### AIM
Print the data below line for line, without changing a single character.

### ENTRIES SUPPLIED

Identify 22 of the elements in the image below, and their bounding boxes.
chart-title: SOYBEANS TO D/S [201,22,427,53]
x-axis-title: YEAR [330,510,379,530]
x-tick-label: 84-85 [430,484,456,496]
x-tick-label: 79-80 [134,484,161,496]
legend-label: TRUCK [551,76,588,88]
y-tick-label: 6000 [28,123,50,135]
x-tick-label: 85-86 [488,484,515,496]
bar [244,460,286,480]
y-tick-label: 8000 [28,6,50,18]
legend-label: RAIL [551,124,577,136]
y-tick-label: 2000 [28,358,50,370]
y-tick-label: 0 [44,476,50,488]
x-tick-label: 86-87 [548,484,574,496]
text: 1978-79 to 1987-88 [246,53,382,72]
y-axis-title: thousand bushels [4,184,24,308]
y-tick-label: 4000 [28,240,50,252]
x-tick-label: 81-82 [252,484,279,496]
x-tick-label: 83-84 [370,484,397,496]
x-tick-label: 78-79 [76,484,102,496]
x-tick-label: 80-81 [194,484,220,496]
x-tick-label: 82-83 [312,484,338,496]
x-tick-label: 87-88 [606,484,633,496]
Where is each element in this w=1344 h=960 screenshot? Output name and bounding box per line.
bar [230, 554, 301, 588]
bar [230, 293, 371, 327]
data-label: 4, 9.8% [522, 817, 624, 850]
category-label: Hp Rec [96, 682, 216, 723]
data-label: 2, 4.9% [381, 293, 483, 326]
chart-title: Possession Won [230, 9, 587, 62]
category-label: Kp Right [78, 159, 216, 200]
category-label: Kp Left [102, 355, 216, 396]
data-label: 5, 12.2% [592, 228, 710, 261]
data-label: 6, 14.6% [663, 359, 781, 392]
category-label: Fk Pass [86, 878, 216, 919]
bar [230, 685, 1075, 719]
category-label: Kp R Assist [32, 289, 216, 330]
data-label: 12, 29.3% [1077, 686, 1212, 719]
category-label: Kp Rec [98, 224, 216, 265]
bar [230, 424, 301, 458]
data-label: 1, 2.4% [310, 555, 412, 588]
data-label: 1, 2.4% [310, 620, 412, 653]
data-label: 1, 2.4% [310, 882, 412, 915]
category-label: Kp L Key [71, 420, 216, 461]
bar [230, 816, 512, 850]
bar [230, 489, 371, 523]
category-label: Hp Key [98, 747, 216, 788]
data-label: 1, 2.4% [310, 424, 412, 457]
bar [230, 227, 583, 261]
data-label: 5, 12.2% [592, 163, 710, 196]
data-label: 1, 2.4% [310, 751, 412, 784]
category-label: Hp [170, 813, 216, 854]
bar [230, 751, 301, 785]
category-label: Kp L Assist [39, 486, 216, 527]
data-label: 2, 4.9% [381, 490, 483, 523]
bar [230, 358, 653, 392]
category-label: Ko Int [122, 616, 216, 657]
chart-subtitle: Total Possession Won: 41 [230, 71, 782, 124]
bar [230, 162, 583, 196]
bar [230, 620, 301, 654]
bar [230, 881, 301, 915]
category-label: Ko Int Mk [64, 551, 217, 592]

### WRITTEN RESPONSE
Identify 22 of the elements in the image below, and their bounding boxes.
chart-title: SOYBEANS TO D/S [201,22,427,53]
x-axis-title: YEAR [330,510,379,530]
x-tick-label: 84-85 [430,484,456,496]
x-tick-label: 79-80 [134,484,161,496]
legend-label: TRUCK [551,76,588,88]
y-tick-label: 6000 [28,123,50,135]
x-tick-label: 85-86 [488,484,515,496]
bar [244,460,286,480]
y-tick-label: 8000 [28,6,50,18]
legend-label: RAIL [551,124,577,136]
y-tick-label: 2000 [28,358,50,370]
y-tick-label: 0 [44,476,50,488]
x-tick-label: 86-87 [548,484,574,496]
text: 1978-79 to 1987-88 [246,53,382,72]
y-axis-title: thousand bushels [4,184,24,308]
y-tick-label: 4000 [28,240,50,252]
x-tick-label: 81-82 [252,484,279,496]
x-tick-label: 83-84 [370,484,397,496]
x-tick-label: 78-79 [76,484,102,496]
x-tick-label: 80-81 [194,484,220,496]
x-tick-label: 82-83 [312,484,338,496]
x-tick-label: 87-88 [606,484,633,496]
Where is each element in this w=1344 h=960 screenshot? Output name and bounding box per line.
bar [230, 554, 301, 588]
bar [230, 293, 371, 327]
data-label: 4, 9.8% [522, 817, 624, 850]
category-label: Hp Rec [96, 682, 216, 723]
data-label: 2, 4.9% [381, 293, 483, 326]
chart-title: Possession Won [230, 9, 587, 62]
category-label: Kp Right [78, 159, 216, 200]
category-label: Kp Left [102, 355, 216, 396]
data-label: 5, 12.2% [592, 228, 710, 261]
data-label: 6, 14.6% [663, 359, 781, 392]
category-label: Fk Pass [86, 878, 216, 919]
bar [230, 685, 1075, 719]
category-label: Kp R Assist [32, 289, 216, 330]
data-label: 12, 29.3% [1077, 686, 1212, 719]
category-label: Kp Rec [98, 224, 216, 265]
bar [230, 424, 301, 458]
data-label: 1, 2.4% [310, 555, 412, 588]
data-label: 1, 2.4% [310, 620, 412, 653]
data-label: 1, 2.4% [310, 882, 412, 915]
category-label: Kp L Key [71, 420, 216, 461]
bar [230, 816, 512, 850]
bar [230, 489, 371, 523]
category-label: Hp Key [98, 747, 216, 788]
data-label: 1, 2.4% [310, 424, 412, 457]
bar [230, 227, 583, 261]
data-label: 5, 12.2% [592, 163, 710, 196]
data-label: 1, 2.4% [310, 751, 412, 784]
category-label: Hp [170, 813, 216, 854]
bar [230, 751, 301, 785]
category-label: Kp L Assist [39, 486, 216, 527]
data-label: 2, 4.9% [381, 490, 483, 523]
bar [230, 358, 653, 392]
category-label: Ko Int [122, 616, 216, 657]
chart-subtitle: Total Possession Won: 41 [230, 71, 782, 124]
bar [230, 162, 583, 196]
bar [230, 620, 301, 654]
bar [230, 881, 301, 915]
category-label: Ko Int Mk [64, 551, 217, 592]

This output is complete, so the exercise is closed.